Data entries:
>>>>

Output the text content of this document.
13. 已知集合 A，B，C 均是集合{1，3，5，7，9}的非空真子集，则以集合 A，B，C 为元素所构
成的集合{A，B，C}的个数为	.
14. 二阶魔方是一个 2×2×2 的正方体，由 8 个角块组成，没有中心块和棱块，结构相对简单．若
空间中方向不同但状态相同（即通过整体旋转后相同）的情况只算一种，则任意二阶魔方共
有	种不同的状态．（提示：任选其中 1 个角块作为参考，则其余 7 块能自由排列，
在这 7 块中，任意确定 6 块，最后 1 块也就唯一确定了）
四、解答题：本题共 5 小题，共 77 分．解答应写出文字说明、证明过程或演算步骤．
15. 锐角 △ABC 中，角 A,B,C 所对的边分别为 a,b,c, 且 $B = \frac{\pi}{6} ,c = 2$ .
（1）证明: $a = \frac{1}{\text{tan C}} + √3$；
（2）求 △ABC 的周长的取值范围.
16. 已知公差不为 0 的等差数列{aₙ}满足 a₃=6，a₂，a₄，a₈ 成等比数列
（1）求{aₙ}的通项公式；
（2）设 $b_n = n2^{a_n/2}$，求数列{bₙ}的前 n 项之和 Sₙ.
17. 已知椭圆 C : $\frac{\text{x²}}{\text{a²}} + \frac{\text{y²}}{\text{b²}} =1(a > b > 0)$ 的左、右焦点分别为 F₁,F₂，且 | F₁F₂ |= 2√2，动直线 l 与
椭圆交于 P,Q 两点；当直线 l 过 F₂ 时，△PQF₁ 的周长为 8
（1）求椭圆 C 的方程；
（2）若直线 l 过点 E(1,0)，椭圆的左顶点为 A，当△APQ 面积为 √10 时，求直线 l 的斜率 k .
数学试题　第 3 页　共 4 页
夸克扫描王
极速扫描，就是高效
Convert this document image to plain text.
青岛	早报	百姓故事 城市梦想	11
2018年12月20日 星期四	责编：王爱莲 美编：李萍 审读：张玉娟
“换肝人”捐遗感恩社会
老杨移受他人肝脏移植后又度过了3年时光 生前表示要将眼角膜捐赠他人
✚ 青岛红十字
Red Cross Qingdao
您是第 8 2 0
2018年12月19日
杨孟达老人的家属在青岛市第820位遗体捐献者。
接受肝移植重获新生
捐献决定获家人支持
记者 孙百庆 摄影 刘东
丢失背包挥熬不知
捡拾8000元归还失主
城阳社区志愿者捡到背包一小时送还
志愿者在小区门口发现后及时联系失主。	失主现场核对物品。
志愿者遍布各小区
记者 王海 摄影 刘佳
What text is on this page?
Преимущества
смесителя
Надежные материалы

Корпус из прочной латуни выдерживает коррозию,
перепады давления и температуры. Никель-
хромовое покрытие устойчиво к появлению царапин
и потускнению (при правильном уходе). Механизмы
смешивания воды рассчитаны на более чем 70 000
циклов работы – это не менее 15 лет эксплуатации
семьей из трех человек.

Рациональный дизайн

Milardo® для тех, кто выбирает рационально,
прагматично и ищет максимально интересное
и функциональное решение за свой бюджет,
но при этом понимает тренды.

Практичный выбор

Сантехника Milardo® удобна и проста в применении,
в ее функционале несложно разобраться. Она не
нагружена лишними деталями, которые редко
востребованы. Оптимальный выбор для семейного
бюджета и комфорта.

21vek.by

<<<<

WRITTEN EXERCISE:
Among the records above, find each line holding the string "frac" and pull it out.

RESPONSE BELOW:
15. 锐角 △ABC 中，角 A,B,C 所对的边分别为 a,b,c, 且 $B = \frac{\pi}{6} ,c = 2$ .
（1）证明: $a = \frac{1}{\text{tan C}} + √3$；
17. 已知椭圆 C : $\frac{\text{x²}}{\text{a²}} + \frac{\text{y²}}{\text{b²}} =1(a > b > 0)$ 的左、右焦点分别为 F₁,F₂，且 | F₁F₂ |= 2√2，动直线 l 与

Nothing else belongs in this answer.